===== DATASET RECORDS

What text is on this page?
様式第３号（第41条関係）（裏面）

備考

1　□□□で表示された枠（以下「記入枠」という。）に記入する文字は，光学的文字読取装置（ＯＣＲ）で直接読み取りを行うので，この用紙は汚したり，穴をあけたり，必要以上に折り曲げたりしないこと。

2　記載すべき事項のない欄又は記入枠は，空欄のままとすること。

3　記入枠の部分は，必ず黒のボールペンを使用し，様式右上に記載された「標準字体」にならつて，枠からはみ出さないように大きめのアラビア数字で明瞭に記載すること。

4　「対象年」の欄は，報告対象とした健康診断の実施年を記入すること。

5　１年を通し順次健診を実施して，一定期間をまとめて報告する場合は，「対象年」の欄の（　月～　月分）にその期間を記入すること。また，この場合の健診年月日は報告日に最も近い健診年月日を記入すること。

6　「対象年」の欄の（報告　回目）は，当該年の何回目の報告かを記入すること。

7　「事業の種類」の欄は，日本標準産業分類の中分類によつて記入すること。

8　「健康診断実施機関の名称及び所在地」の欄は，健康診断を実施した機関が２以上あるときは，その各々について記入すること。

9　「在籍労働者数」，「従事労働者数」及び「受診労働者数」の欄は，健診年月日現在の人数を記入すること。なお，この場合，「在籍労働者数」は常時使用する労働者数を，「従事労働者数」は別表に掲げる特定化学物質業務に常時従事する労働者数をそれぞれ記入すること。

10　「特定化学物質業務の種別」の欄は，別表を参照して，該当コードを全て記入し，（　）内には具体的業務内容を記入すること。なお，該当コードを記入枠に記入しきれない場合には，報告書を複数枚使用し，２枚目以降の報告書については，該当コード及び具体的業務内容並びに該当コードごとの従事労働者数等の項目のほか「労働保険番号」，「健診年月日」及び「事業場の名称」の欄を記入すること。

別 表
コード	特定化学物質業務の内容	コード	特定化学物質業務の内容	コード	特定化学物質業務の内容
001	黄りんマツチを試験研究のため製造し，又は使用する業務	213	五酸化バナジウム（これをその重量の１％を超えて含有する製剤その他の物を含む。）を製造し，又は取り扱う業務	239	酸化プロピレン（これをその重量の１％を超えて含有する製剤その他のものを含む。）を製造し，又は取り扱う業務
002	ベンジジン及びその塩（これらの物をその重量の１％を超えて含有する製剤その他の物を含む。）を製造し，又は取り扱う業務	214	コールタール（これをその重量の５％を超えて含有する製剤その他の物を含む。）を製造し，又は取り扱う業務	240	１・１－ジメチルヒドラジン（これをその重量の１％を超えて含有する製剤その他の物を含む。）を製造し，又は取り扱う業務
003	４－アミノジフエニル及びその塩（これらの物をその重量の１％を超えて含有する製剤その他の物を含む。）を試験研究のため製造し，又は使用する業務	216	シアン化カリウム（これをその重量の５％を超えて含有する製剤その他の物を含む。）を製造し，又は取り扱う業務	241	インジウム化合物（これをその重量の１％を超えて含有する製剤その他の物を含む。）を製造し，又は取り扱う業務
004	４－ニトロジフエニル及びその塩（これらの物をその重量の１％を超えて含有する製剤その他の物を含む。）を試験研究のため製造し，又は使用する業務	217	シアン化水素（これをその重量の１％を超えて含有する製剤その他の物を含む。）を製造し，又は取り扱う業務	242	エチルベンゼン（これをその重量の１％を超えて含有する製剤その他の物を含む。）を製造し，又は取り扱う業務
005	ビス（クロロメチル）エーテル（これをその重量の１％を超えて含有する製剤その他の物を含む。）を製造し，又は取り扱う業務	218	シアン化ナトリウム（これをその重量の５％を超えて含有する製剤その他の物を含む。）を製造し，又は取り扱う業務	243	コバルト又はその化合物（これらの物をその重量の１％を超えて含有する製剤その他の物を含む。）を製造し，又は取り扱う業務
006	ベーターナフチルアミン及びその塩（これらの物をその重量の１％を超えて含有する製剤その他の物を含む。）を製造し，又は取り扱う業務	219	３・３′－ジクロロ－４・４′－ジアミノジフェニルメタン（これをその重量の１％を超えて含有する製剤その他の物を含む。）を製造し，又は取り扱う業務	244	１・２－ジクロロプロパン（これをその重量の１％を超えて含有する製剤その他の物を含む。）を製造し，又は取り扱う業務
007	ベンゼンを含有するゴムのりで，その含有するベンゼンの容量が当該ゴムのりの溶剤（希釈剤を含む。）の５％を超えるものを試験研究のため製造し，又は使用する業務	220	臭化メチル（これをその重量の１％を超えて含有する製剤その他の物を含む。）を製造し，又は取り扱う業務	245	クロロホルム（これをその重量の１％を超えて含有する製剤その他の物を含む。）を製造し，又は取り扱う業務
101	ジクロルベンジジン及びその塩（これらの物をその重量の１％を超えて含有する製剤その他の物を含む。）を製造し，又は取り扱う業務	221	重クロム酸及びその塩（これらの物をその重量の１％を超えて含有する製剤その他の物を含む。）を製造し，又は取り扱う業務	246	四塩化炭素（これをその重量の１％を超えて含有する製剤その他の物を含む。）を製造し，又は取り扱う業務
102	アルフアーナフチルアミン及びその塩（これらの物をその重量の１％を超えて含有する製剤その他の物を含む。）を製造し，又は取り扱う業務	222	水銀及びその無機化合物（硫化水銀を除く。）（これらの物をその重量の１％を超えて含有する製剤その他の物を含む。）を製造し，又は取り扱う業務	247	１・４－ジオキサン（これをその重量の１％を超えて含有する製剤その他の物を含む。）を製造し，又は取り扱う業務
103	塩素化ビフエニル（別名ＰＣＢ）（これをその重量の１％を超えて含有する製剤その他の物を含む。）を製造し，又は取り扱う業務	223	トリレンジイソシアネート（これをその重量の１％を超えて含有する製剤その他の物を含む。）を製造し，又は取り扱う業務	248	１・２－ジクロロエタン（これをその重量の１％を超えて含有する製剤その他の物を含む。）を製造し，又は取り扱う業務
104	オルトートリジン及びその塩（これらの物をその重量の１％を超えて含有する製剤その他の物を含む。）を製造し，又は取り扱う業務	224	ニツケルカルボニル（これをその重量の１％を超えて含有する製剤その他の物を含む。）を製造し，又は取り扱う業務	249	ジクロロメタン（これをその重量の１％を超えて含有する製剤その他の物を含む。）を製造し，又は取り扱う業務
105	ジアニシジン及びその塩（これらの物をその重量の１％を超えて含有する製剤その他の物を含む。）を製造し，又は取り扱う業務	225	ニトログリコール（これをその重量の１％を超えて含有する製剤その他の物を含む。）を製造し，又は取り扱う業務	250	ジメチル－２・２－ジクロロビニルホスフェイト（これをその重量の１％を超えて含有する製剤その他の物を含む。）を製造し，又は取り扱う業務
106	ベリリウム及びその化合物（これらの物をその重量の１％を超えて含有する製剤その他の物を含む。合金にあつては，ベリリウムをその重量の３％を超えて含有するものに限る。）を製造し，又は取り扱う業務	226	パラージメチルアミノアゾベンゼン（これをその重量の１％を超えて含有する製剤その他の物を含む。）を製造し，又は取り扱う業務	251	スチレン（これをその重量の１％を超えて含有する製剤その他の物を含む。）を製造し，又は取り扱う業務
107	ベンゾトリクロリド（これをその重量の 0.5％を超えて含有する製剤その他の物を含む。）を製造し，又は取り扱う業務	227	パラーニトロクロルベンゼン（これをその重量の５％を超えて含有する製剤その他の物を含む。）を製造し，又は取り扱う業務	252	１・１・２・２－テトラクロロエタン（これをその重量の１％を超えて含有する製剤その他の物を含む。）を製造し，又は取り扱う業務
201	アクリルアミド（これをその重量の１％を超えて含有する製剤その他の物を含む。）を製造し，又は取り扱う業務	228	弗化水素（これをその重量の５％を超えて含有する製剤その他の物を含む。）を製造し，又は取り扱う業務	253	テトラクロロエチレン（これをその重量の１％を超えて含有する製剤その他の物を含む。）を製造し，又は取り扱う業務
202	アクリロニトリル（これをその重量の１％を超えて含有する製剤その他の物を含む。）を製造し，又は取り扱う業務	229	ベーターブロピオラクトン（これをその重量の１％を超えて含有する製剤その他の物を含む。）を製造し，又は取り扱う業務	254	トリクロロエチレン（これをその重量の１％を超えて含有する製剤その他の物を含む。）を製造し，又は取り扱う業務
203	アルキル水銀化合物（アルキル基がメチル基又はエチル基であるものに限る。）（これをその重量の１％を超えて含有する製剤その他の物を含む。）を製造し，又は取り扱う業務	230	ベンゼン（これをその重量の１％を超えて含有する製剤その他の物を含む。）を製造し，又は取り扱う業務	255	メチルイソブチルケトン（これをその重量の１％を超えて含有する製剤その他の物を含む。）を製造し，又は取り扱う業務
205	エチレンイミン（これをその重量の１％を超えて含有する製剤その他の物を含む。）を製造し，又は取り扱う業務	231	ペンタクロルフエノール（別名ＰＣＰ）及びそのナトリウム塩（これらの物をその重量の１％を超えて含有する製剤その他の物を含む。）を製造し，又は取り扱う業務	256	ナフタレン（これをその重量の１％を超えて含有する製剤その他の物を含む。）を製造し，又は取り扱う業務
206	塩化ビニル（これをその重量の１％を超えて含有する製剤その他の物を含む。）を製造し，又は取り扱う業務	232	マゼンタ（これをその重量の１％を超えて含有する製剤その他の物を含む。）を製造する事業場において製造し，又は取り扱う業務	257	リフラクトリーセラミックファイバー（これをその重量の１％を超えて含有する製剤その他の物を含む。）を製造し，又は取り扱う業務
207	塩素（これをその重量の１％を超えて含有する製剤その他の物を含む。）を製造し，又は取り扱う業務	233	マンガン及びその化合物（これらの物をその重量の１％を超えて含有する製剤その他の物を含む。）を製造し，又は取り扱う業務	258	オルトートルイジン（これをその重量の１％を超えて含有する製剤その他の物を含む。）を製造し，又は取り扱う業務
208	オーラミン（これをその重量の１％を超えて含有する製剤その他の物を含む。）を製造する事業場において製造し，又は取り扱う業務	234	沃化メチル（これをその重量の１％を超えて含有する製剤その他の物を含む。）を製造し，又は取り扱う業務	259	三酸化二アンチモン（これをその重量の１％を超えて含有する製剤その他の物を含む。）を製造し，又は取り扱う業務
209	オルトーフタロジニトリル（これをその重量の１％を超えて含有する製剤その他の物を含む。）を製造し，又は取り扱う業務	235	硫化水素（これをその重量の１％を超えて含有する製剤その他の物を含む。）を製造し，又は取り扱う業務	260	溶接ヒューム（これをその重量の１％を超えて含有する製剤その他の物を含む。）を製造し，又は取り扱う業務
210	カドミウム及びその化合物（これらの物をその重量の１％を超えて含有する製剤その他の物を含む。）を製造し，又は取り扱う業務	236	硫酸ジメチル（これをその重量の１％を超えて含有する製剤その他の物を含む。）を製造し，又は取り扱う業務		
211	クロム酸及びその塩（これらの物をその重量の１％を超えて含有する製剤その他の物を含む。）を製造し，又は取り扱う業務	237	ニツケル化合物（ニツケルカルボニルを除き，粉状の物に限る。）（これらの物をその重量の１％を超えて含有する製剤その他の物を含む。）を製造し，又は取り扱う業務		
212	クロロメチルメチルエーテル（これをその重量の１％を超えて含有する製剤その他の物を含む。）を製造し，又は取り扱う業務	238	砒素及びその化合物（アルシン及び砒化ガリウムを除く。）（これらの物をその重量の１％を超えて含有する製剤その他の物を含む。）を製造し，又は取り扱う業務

==========

--- AIM OF THE EXERCISE ---
All lines in the data that contain the word "を製造する事業場において製造し" should be copied.

--- COMPLETE OUTPUT ---
206	塩化ビニル（これをその重量の１％を超えて含有する製剤その他の物を含む。）を製造し，又は取り扱う業務	232	マゼンタ（これをその重量の１％を超えて含有する製剤その他の物を含む。）を製造する事業場において製造し，又は取り扱う業務	257	リフラクトリーセラミックファイバー（これをその重量の１％を超えて含有する製剤その他の物を含む。）を製造し，又は取り扱う業務
208	オーラミン（これをその重量の１％を超えて含有する製剤その他の物を含む。）を製造する事業場において製造し，又は取り扱う業務	234	沃化メチル（これをその重量の１％を超えて含有する製剤その他の物を含む。）を製造し，又は取り扱う業務	259	三酸化二アンチモン（これをその重量の１％を超えて含有する製剤その他の物を含む。）を製造し，又は取り扱う業務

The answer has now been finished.